--- Begin Rows ---

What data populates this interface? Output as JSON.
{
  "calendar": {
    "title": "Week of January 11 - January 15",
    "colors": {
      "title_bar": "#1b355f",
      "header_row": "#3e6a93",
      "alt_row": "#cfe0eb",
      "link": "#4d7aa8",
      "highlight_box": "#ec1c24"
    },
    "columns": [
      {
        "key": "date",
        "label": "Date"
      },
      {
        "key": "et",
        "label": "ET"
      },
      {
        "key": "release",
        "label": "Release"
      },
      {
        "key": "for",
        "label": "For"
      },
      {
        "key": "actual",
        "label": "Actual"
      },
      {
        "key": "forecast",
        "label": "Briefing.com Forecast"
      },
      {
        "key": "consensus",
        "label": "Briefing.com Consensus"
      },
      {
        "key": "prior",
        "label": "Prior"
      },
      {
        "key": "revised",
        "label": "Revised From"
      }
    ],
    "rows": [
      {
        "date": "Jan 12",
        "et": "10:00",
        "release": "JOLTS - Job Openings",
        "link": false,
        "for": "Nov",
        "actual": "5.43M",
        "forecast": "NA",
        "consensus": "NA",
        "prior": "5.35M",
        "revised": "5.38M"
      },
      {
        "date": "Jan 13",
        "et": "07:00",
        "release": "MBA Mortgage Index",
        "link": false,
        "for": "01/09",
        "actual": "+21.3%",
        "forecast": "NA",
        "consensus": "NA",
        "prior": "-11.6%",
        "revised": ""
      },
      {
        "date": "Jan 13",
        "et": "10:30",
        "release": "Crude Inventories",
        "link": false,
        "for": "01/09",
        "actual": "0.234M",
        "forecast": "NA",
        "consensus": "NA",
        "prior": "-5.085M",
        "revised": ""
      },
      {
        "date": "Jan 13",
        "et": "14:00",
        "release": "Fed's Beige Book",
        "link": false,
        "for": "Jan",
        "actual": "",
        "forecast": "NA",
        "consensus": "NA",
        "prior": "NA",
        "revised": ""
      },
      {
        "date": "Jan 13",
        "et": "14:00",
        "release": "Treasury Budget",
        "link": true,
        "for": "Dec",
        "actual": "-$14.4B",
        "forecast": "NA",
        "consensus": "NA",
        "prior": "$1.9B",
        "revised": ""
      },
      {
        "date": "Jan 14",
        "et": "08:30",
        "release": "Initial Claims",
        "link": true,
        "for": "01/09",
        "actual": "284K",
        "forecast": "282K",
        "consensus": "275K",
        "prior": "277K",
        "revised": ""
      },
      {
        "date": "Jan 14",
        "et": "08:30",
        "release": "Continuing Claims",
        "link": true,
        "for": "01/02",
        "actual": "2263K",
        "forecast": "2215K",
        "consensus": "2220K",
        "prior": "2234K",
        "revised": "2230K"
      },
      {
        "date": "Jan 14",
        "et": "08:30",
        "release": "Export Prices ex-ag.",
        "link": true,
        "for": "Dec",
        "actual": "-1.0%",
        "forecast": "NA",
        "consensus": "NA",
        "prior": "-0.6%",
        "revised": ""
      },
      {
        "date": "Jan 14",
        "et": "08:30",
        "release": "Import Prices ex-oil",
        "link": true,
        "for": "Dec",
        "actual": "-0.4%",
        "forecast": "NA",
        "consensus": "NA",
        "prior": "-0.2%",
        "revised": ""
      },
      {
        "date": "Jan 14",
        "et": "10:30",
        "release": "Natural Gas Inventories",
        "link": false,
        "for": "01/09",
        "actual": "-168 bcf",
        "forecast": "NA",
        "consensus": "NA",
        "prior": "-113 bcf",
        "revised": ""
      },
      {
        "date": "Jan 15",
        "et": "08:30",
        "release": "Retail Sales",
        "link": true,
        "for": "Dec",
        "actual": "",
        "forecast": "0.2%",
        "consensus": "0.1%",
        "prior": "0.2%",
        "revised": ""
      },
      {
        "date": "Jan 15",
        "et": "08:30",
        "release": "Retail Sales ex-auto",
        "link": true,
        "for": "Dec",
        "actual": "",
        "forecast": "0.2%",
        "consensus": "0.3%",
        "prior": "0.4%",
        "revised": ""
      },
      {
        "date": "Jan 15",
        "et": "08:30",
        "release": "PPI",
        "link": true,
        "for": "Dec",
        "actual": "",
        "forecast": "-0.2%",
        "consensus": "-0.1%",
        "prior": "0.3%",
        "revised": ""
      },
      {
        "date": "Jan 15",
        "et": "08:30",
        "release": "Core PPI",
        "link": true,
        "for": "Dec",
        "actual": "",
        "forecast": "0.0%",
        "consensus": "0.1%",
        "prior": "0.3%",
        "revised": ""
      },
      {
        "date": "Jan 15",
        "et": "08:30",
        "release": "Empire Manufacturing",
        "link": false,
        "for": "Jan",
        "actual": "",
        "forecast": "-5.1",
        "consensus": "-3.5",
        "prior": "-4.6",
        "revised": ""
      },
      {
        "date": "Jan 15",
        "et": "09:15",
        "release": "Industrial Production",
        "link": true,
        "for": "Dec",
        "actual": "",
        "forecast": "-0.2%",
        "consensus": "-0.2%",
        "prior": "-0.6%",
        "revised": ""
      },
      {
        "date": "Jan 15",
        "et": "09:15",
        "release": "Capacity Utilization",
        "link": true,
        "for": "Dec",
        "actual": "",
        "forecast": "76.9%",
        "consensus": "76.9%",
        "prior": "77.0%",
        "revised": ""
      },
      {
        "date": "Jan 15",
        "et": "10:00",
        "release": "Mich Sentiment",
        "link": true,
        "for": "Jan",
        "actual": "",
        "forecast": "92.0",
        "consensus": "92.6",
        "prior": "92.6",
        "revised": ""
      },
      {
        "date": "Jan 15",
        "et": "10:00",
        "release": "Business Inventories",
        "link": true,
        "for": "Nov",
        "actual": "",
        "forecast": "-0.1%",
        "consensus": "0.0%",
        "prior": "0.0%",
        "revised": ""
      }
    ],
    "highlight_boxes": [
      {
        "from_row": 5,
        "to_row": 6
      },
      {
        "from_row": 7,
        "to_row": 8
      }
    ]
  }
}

--- End Rows ---

Your objective: Output the full listing without altering anything.

Reply:
What data populates this interface? Output as JSON.
{
  "calendar": {
    "title": "Week of January 11 - January 15",
    "colors": {
      "title_bar": "#1b355f",
      "header_row": "#3e6a93",
      "alt_row": "#cfe0eb",
      "link": "#4d7aa8",
      "highlight_box": "#ec1c24"
    },
    "columns": [
      {
        "key": "date",
        "label": "Date"
      },
      {
        "key": "et",
        "label": "ET"
      },
      {
        "key": "release",
        "label": "Release"
      },
      {
        "key": "for",
        "label": "For"
      },
      {
        "key": "actual",
        "label": "Actual"
      },
      {
        "key": "forecast",
        "label": "Briefing.com Forecast"
      },
      {
        "key": "consensus",
        "label": "Briefing.com Consensus"
      },
      {
        "key": "prior",
        "label": "Prior"
      },
      {
        "key": "revised",
        "label": "Revised From"
      }
    ],
    "rows": [
      {
        "date": "Jan 12",
        "et": "10:00",
        "release": "JOLTS - Job Openings",
        "link": false,
        "for": "Nov",
        "actual": "5.43M",
        "forecast": "NA",
        "consensus": "NA",
        "prior": "5.35M",
        "revised": "5.38M"
      },
      {
        "date": "Jan 13",
        "et": "07:00",
        "release": "MBA Mortgage Index",
        "link": false,
        "for": "01/09",
        "actual": "+21.3%",
        "forecast": "NA",
        "consensus": "NA",
        "prior": "-11.6%",
        "revised": ""
      },
      {
        "date": "Jan 13",
        "et": "10:30",
        "release": "Crude Inventories",
        "link": false,
        "for": "01/09",
        "actual": "0.234M",
        "forecast": "NA",
        "consensus": "NA",
        "prior": "-5.085M",
        "revised": ""
      },
      {
        "date": "Jan 13",
        "et": "14:00",
        "release": "Fed's Beige Book",
        "link": false,
        "for": "Jan",
        "actual": "",
        "forecast": "NA",
        "consensus": "NA",
        "prior": "NA",
        "revised": ""
      },
      {
        "date": "Jan 13",
        "et": "14:00",
        "release": "Treasury Budget",
        "link": true,
        "for": "Dec",
        "actual": "-$14.4B",
        "forecast": "NA",
        "consensus": "NA",
        "prior": "$1.9B",
        "revised": ""
      },
      {
        "date": "Jan 14",
        "et": "08:30",
        "release": "Initial Claims",
        "link": true,
        "for": "01/09",
        "actual": "284K",
        "forecast": "282K",
        "consensus": "275K",
        "prior": "277K",
        "revised": ""
      },
      {
        "date": "Jan 14",
        "et": "08:30",
        "release": "Continuing Claims",
        "link": true,
        "for": "01/02",
        "actual": "2263K",
        "forecast": "2215K",
        "consensus": "2220K",
        "prior": "2234K",
        "revised": "2230K"
      },
      {
        "date": "Jan 14",
        "et": "08:30",
        "release": "Export Prices ex-ag.",
        "link": true,
        "for": "Dec",
        "actual": "-1.0%",
        "forecast": "NA",
        "consensus": "NA",
        "prior": "-0.6%",
        "revised": ""
      },
      {
        "date": "Jan 14",
        "et": "08:30",
        "release": "Import Prices ex-oil",
        "link": true,
        "for": "Dec",
        "actual": "-0.4%",
        "forecast": "NA",
        "consensus": "NA",
        "prior": "-0.2%",
        "revised": ""
      },
      {
        "date": "Jan 14",
        "et": "10:30",
        "release": "Natural Gas Inventories",
        "link": false,
        "for": "01/09",
        "actual": "-168 bcf",
        "forecast": "NA",
        "consensus": "NA",
        "prior": "-113 bcf",
        "revised": ""
      },
      {
        "date": "Jan 15",
        "et": "08:30",
        "release": "Retail Sales",
        "link": true,
        "for": "Dec",
        "actual": "",
        "forecast": "0.2%",
        "consensus": "0.1%",
        "prior": "0.2%",
        "revised": ""
      },
      {
        "date": "Jan 15",
        "et": "08:30",
        "release": "Retail Sales ex-auto",
        "link": true,
        "for": "Dec",
        "actual": "",
        "forecast": "0.2%",
        "consensus": "0.3%",
        "prior": "0.4%",
        "revised": ""
      },
      {
        "date": "Jan 15",
        "et": "08:30",
        "release": "PPI",
        "link": true,
        "for": "Dec",
        "actual": "",
        "forecast": "-0.2%",
        "consensus": "-0.1%",
        "prior": "0.3%",
        "revised": ""
      },
      {
        "date": "Jan 15",
        "et": "08:30",
        "release": "Core PPI",
        "link": true,
        "for": "Dec",
        "actual": "",
        "forecast": "0.0%",
        "consensus": "0.1%",
        "prior": "0.3%",
        "revised": ""
      },
      {
        "date": "Jan 15",
        "et": "08:30",
        "release": "Empire Manufacturing",
        "link": false,
        "for": "Jan",
        "actual": "",
        "forecast": "-5.1",
        "consensus": "-3.5",
        "prior": "-4.6",
        "revised": ""
      },
      {
        "date": "Jan 15",
        "et": "09:15",
        "release": "Industrial Production",
        "link": true,
        "for": "Dec",
        "actual": "",
        "forecast": "-0.2%",
        "consensus": "-0.2%",
        "prior": "-0.6%",
        "revised": ""
      },
      {
        "date": "Jan 15",
        "et": "09:15",
        "release": "Capacity Utilization",
        "link": true,
        "for": "Dec",
        "actual": "",
        "forecast": "76.9%",
        "consensus": "76.9%",
        "prior": "77.0%",
        "revised": ""
      },
      {
        "date": "Jan 15",
        "et": "10:00",
        "release": "Mich Sentiment",
        "link": true,
        "for": "Jan",
        "actual": "",
        "forecast": "92.0",
        "consensus": "92.6",
        "prior": "92.6",
        "revised": ""
      },
      {
        "date": "Jan 15",
        "et": "10:00",
        "release": "Business Inventories",
        "link": true,
        "for": "Nov",
        "actual": "",
        "forecast": "-0.1%",
        "consensus": "0.0%",
        "prior": "0.0%",
        "revised": ""
      }
    ],
    "highlight_boxes": [
      {
        "from_row": 5,
        "to_row": 6
      },
      {
        "from_row": 7,
        "to_row": 8
      }
    ]
  }
}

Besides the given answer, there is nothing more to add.